======== EXTRACTED DATA ========

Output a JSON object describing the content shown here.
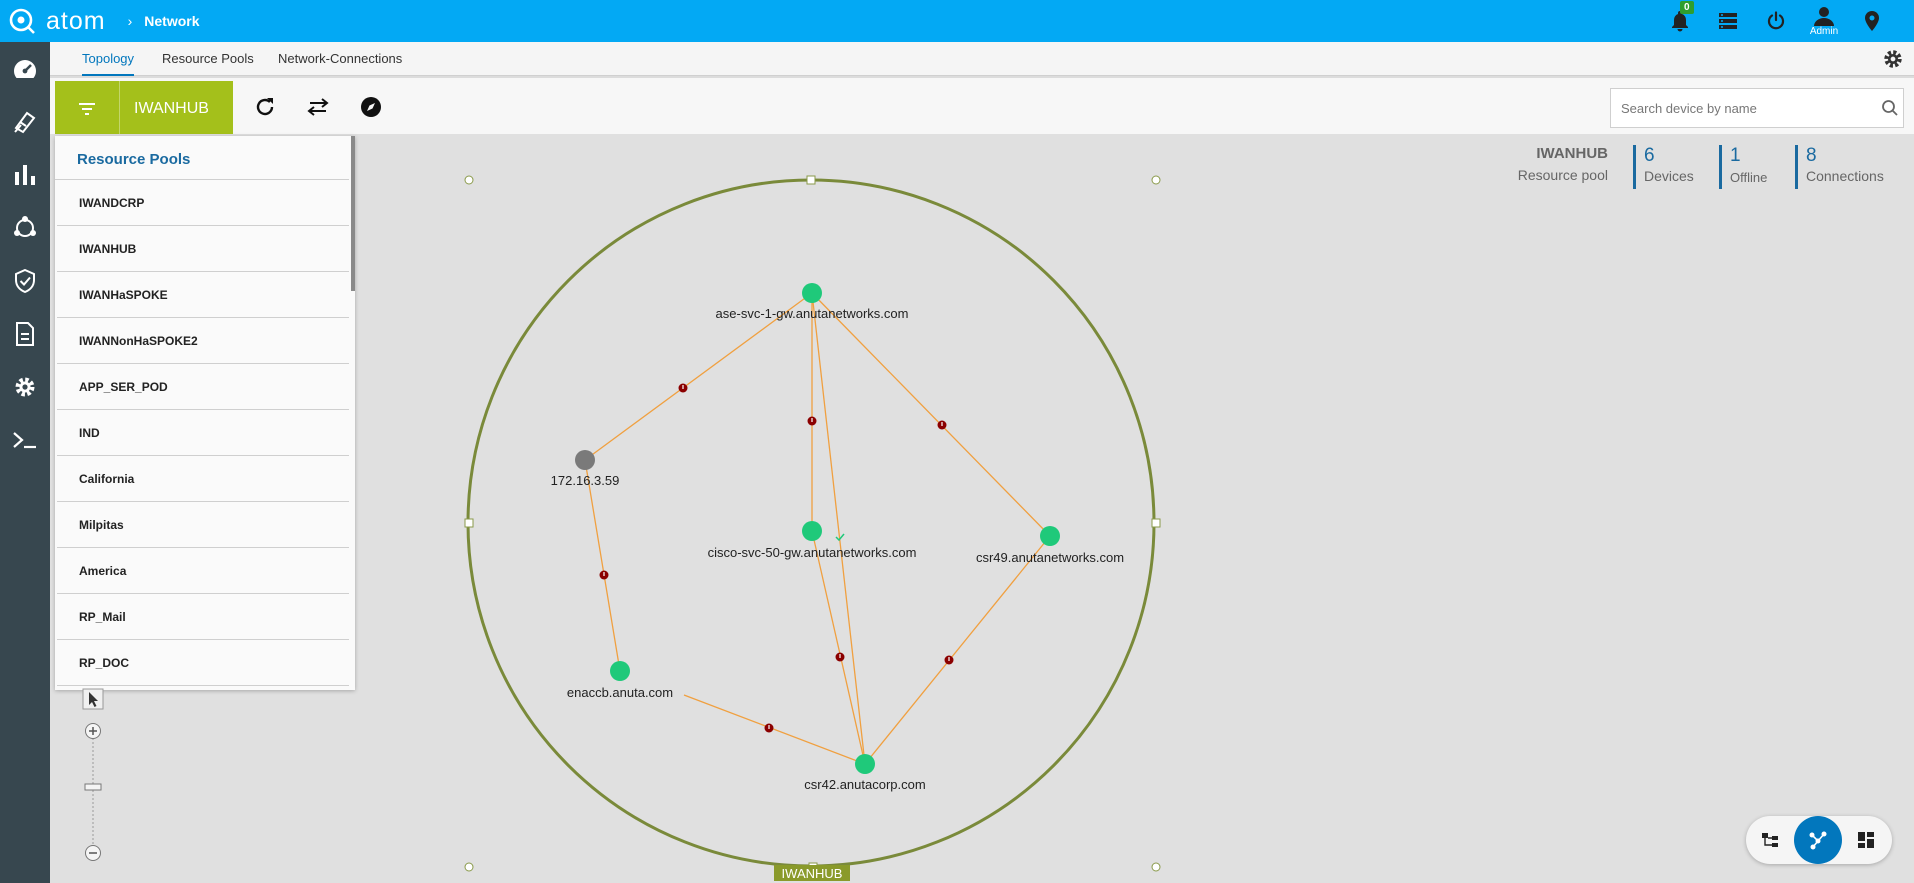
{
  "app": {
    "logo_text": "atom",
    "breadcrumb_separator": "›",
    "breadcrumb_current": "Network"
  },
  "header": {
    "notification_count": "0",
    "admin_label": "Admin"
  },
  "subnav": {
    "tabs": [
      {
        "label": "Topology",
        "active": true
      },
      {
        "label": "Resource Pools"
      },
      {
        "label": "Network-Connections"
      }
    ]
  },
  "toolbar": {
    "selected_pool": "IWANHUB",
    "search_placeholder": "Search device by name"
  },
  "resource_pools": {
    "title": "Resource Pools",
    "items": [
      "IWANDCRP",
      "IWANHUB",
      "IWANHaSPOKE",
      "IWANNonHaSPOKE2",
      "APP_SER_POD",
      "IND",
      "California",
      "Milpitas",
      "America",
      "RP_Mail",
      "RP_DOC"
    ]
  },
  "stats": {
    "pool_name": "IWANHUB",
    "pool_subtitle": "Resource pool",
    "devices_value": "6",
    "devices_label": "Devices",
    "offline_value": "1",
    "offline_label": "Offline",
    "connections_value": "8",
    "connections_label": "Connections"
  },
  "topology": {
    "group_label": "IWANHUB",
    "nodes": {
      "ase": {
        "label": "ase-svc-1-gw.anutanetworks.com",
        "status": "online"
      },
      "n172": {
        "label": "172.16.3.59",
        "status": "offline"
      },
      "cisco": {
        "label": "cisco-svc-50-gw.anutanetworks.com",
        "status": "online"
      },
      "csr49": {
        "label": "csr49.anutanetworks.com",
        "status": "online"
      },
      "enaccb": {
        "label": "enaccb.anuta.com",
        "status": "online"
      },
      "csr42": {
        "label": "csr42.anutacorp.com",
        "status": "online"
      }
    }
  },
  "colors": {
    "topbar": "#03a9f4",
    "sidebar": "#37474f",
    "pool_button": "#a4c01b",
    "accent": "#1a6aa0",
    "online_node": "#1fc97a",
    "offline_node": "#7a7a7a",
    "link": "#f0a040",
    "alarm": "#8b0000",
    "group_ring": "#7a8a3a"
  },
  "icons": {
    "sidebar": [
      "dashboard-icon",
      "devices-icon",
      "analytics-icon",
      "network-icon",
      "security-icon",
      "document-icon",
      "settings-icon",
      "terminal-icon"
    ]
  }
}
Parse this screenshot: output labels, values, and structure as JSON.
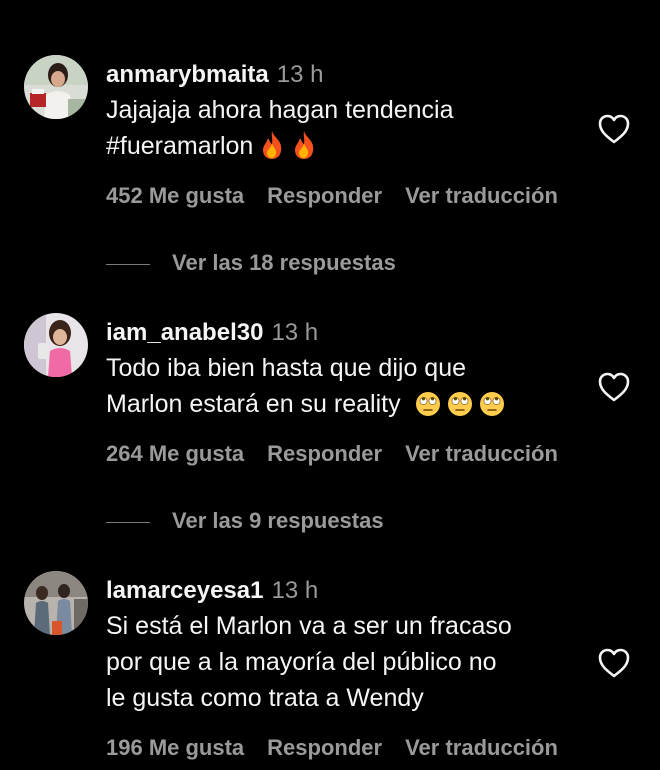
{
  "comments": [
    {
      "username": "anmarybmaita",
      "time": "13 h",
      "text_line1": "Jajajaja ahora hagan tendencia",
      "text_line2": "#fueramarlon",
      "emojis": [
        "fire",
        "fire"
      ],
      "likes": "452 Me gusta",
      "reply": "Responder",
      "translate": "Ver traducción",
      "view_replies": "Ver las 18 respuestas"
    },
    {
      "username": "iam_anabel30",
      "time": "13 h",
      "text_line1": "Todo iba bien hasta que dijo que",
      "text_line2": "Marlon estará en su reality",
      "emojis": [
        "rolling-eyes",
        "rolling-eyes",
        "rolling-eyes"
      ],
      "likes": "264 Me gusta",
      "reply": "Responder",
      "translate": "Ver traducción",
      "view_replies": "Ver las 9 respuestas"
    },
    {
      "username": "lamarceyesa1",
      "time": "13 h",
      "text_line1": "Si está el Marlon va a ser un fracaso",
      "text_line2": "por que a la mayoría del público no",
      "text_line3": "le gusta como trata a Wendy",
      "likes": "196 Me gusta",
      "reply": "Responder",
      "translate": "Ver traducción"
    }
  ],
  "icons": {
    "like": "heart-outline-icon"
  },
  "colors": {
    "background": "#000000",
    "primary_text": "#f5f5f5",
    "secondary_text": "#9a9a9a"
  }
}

========

Count the lines above that contain the word "JSON", and give only that number.

2